**TRACCIA ESERCIZIO:**
Ricopia fedelmente le righe partendo dalla prima e fermati dopo quella che contiene "menu-item[interactable]: 选择 [144, 4, 166, 20]", includendola.

**RIGHE DEL DATASET:**
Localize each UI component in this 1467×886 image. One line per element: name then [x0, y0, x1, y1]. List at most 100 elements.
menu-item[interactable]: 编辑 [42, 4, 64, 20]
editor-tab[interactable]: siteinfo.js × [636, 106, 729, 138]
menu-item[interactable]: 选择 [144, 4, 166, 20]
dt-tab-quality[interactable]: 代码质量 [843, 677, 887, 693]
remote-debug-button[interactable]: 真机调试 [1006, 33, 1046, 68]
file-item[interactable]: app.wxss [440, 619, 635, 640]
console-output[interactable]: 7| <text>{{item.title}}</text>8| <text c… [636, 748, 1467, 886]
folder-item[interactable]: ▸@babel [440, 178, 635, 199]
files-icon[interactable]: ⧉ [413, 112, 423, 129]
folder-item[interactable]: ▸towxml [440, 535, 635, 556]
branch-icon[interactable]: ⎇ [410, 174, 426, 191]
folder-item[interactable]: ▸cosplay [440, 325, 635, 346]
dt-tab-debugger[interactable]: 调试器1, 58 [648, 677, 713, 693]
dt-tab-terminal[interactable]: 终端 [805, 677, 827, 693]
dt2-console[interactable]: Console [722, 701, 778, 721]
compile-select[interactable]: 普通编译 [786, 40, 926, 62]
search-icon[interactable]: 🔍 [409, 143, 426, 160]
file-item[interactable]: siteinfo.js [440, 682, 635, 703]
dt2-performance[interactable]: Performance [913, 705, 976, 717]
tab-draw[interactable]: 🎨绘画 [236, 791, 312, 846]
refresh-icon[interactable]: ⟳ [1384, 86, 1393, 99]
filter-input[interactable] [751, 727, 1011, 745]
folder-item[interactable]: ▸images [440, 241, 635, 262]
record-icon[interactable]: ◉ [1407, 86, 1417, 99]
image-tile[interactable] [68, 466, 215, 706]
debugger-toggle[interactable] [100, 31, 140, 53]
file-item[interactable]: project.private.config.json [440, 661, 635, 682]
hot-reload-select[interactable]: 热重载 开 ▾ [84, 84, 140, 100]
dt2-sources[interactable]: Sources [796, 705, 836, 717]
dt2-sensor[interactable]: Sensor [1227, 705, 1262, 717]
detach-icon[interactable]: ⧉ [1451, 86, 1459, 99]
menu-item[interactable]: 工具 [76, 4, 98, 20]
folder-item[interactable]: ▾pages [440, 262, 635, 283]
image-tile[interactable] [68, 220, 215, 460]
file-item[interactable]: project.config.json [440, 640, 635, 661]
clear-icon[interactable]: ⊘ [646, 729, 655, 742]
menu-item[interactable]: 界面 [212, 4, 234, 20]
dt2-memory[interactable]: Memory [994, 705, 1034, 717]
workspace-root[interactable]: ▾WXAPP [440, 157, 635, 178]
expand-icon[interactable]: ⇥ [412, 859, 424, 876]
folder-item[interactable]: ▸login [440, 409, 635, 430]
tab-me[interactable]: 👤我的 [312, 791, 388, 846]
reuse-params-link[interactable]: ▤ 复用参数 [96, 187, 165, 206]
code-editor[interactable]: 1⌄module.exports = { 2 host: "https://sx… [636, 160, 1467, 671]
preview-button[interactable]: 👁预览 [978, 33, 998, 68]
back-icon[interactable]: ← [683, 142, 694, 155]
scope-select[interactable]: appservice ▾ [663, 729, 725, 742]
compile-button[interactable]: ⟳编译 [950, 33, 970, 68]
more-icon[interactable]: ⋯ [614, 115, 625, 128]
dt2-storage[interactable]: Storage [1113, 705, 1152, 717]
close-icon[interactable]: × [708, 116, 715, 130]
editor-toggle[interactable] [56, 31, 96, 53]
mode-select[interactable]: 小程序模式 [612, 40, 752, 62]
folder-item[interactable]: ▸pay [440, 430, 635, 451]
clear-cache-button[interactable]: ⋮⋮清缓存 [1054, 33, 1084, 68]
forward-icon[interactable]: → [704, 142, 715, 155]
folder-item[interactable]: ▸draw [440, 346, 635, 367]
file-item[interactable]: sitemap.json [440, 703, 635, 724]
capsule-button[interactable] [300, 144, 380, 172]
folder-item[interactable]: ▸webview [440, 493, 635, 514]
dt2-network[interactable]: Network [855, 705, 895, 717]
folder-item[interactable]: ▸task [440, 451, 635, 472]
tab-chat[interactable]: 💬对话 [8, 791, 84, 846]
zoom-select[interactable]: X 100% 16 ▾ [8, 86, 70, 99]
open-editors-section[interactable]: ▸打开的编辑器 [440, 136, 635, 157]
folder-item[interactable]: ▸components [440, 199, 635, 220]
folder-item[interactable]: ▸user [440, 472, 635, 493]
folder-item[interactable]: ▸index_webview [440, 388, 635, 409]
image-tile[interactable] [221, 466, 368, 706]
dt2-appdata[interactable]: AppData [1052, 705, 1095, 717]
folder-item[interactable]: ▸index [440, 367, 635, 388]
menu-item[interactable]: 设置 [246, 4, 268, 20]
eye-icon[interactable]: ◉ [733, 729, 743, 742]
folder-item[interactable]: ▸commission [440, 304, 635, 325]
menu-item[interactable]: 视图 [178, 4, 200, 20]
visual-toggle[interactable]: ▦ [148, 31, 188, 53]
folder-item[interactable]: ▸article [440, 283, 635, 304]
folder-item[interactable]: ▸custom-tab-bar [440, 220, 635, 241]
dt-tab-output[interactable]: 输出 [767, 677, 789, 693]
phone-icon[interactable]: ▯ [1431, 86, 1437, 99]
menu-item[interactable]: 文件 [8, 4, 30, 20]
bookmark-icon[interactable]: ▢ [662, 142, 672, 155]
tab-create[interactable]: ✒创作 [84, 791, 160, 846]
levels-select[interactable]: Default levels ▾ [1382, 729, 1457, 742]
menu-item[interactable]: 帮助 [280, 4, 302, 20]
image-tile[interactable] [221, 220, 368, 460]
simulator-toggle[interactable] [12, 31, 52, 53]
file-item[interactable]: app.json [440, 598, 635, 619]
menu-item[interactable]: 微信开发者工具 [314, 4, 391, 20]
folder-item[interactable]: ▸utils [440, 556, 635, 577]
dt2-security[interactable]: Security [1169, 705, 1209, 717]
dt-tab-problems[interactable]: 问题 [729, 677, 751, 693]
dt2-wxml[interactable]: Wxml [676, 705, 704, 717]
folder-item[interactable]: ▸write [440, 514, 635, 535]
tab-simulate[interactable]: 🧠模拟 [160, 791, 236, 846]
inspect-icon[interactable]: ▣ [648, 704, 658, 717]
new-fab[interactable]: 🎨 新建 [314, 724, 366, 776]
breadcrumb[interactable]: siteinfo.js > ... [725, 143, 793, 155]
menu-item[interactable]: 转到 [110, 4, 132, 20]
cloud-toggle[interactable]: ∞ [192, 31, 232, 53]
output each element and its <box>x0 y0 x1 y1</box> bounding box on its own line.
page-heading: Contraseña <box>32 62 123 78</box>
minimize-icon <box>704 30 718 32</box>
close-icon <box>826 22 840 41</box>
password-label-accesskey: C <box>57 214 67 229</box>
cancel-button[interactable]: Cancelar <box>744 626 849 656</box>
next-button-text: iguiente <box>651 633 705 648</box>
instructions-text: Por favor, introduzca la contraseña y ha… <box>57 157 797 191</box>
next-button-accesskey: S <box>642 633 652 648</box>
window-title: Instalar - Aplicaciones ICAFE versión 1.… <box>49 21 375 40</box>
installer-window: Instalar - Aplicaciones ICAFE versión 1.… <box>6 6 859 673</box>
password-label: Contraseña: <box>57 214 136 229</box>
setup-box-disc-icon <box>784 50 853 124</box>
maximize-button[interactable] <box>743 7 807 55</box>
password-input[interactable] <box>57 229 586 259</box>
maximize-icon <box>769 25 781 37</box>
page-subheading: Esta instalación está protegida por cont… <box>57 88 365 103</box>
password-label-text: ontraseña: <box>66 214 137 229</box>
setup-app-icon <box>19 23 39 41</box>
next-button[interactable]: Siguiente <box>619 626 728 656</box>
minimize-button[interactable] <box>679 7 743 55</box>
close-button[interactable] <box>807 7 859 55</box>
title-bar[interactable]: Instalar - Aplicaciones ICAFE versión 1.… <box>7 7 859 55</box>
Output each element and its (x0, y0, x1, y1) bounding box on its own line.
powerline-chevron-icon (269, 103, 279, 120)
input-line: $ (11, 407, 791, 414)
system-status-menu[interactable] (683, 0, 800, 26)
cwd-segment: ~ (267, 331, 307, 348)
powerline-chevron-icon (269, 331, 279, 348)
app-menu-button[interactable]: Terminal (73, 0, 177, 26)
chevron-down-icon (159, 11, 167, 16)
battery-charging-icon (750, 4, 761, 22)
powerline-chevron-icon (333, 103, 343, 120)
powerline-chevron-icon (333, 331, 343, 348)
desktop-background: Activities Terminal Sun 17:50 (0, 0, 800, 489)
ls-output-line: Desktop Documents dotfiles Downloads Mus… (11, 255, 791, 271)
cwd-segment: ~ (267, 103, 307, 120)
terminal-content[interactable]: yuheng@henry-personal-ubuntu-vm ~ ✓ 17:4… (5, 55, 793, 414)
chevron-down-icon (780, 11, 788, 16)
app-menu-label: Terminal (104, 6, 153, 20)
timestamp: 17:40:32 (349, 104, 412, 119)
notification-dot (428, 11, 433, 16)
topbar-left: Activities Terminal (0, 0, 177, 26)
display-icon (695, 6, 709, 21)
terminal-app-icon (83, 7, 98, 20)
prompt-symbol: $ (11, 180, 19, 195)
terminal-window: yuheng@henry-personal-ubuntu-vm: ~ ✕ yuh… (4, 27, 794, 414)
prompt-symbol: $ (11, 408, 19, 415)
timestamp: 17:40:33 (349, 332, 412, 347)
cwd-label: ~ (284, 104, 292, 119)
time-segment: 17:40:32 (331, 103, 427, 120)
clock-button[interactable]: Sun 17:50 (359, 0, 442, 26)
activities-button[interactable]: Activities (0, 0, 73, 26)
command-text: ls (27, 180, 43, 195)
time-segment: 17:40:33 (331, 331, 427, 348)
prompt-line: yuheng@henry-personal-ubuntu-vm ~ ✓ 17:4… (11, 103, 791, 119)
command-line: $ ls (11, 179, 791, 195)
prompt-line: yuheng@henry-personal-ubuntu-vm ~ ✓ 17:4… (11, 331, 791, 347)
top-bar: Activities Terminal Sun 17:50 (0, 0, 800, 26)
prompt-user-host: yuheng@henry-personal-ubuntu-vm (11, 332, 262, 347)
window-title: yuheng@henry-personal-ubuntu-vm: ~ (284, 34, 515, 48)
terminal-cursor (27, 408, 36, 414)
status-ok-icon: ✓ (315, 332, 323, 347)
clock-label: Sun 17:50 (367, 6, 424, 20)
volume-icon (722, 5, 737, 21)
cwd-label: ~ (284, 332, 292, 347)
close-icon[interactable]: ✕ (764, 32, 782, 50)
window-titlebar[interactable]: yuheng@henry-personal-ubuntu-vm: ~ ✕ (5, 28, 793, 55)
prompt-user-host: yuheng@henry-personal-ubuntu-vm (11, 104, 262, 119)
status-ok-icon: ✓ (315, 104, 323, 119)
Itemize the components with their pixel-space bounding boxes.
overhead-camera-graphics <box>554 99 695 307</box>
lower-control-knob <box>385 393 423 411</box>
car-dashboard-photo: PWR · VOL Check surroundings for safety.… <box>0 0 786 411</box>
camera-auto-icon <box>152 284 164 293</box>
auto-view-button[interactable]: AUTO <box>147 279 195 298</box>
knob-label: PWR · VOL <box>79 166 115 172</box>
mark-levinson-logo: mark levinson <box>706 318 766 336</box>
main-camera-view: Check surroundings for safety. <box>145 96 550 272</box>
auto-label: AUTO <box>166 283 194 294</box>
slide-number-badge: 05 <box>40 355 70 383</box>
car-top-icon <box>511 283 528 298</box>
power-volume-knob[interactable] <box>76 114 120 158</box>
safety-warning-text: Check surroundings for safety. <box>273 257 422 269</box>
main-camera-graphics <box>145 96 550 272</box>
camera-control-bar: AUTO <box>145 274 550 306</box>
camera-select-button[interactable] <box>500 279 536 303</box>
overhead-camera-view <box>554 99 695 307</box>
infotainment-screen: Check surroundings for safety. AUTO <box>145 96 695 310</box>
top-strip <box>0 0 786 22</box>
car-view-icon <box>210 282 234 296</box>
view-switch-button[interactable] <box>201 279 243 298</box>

**SOLUZIONE ESERCIZIO:**
Localize each UI component in this 1467×886 image. One line per element: name then [x0, y0, x1, y1]. List at most 100 elements.
menu-item[interactable]: 编辑 [42, 4, 64, 20]
editor-tab[interactable]: siteinfo.js × [636, 106, 729, 138]
menu-item[interactable]: 选择 [144, 4, 166, 20]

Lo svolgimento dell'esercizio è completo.